**WHAT TO PRODUCE**
Every record should be copied exactly, except that pictures are to be omitted.

**DATA RECORDS**
<<<<

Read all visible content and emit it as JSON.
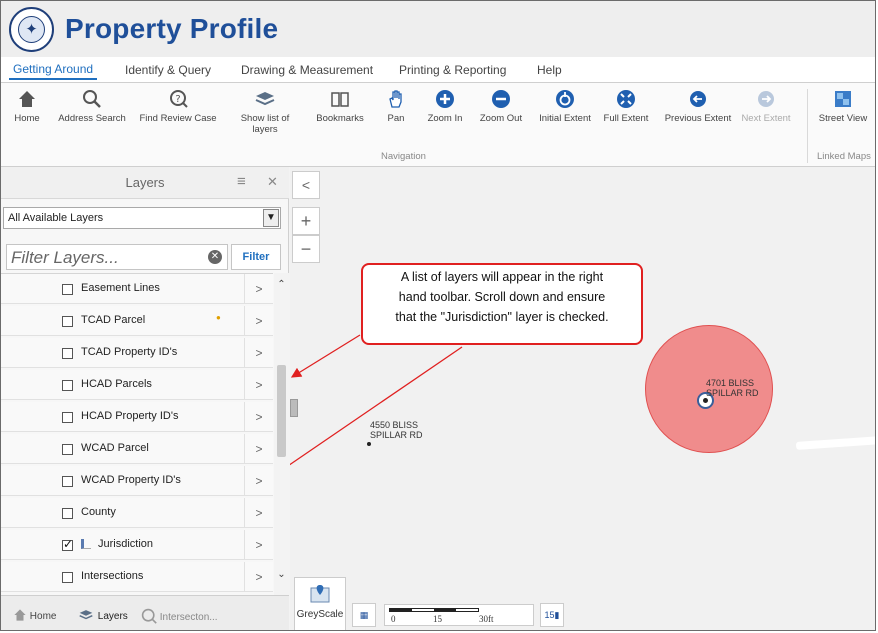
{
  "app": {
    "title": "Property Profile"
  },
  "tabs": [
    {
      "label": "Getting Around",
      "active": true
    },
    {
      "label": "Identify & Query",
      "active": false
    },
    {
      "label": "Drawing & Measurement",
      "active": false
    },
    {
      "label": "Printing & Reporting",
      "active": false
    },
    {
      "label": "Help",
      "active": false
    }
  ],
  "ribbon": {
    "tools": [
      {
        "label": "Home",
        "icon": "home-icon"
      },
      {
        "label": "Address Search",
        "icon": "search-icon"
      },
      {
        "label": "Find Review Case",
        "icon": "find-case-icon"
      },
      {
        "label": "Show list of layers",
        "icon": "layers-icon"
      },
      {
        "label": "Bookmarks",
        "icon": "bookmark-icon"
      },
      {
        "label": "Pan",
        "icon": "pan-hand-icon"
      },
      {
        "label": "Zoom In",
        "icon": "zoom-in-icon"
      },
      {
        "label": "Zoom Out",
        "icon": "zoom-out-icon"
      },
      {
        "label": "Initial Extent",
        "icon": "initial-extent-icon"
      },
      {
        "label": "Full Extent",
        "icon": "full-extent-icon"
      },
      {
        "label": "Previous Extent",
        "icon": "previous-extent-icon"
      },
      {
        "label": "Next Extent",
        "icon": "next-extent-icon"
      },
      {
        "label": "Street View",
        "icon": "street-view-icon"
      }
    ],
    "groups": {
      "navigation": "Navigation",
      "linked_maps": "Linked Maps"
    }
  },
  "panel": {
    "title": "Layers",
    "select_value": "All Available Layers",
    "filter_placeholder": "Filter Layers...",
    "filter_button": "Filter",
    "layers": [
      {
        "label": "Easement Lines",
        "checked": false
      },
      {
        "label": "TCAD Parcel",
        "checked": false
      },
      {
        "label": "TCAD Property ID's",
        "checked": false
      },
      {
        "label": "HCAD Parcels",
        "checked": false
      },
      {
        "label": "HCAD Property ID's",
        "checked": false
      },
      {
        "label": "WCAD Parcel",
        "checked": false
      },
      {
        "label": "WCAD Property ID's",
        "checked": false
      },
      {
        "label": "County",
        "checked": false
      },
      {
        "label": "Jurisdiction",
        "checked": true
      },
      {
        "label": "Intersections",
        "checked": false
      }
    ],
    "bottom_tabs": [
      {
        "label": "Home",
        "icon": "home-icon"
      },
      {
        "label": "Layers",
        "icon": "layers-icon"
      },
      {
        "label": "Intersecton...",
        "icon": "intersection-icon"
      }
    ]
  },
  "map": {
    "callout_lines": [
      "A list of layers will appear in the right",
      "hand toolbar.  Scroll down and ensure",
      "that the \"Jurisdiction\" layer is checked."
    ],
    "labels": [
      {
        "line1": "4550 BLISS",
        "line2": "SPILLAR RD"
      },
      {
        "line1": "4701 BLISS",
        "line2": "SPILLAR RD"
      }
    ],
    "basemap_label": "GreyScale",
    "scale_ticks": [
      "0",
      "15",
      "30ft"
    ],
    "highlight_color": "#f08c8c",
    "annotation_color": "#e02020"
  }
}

>>>>

**FINAL RESULT**
Read all visible content and emit it as JSON.
{
  "app": {
    "title": "Property Profile"
  },
  "tabs": [
    {
      "label": "Getting Around",
      "active": true
    },
    {
      "label": "Identify & Query",
      "active": false
    },
    {
      "label": "Drawing & Measurement",
      "active": false
    },
    {
      "label": "Printing & Reporting",
      "active": false
    },
    {
      "label": "Help",
      "active": false
    }
  ],
  "ribbon": {
    "tools": [
      {
        "label": "Home",
        "icon": "home-icon"
      },
      {
        "label": "Address Search",
        "icon": "search-icon"
      },
      {
        "label": "Find Review Case",
        "icon": "find-case-icon"
      },
      {
        "label": "Show list of layers",
        "icon": "layers-icon"
      },
      {
        "label": "Bookmarks",
        "icon": "bookmark-icon"
      },
      {
        "label": "Pan",
        "icon": "pan-hand-icon"
      },
      {
        "label": "Zoom In",
        "icon": "zoom-in-icon"
      },
      {
        "label": "Zoom Out",
        "icon": "zoom-out-icon"
      },
      {
        "label": "Initial Extent",
        "icon": "initial-extent-icon"
      },
      {
        "label": "Full Extent",
        "icon": "full-extent-icon"
      },
      {
        "label": "Previous Extent",
        "icon": "previous-extent-icon"
      },
      {
        "label": "Next Extent",
        "icon": "next-extent-icon"
      },
      {
        "label": "Street View",
        "icon": "street-view-icon"
      }
    ],
    "groups": {
      "navigation": "Navigation",
      "linked_maps": "Linked Maps"
    }
  },
  "panel": {
    "title": "Layers",
    "select_value": "All Available Layers",
    "filter_placeholder": "Filter Layers...",
    "filter_button": "Filter",
    "layers": [
      {
        "label": "Easement Lines",
        "checked": false
      },
      {
        "label": "TCAD Parcel",
        "checked": false
      },
      {
        "label": "TCAD Property ID's",
        "checked": false
      },
      {
        "label": "HCAD Parcels",
        "checked": false
      },
      {
        "label": "HCAD Property ID's",
        "checked": false
      },
      {
        "label": "WCAD Parcel",
        "checked": false
      },
      {
        "label": "WCAD Property ID's",
        "checked": false
      },
      {
        "label": "County",
        "checked": false
      },
      {
        "label": "Jurisdiction",
        "checked": true
      },
      {
        "label": "Intersections",
        "checked": false
      }
    ],
    "bottom_tabs": [
      {
        "label": "Home",
        "icon": "home-icon"
      },
      {
        "label": "Layers",
        "icon": "layers-icon"
      },
      {
        "label": "Intersecton...",
        "icon": "intersection-icon"
      }
    ]
  },
  "map": {
    "callout_lines": [
      "A list of layers will appear in the right",
      "hand toolbar.  Scroll down and ensure",
      "that the \"Jurisdiction\" layer is checked."
    ],
    "labels": [
      {
        "line1": "4550 BLISS",
        "line2": "SPILLAR RD"
      },
      {
        "line1": "4701 BLISS",
        "line2": "SPILLAR RD"
      }
    ],
    "basemap_label": "GreyScale",
    "scale_ticks": [
      "0",
      "15",
      "30ft"
    ],
    "highlight_color": "#f08c8c",
    "annotation_color": "#e02020"
  }
}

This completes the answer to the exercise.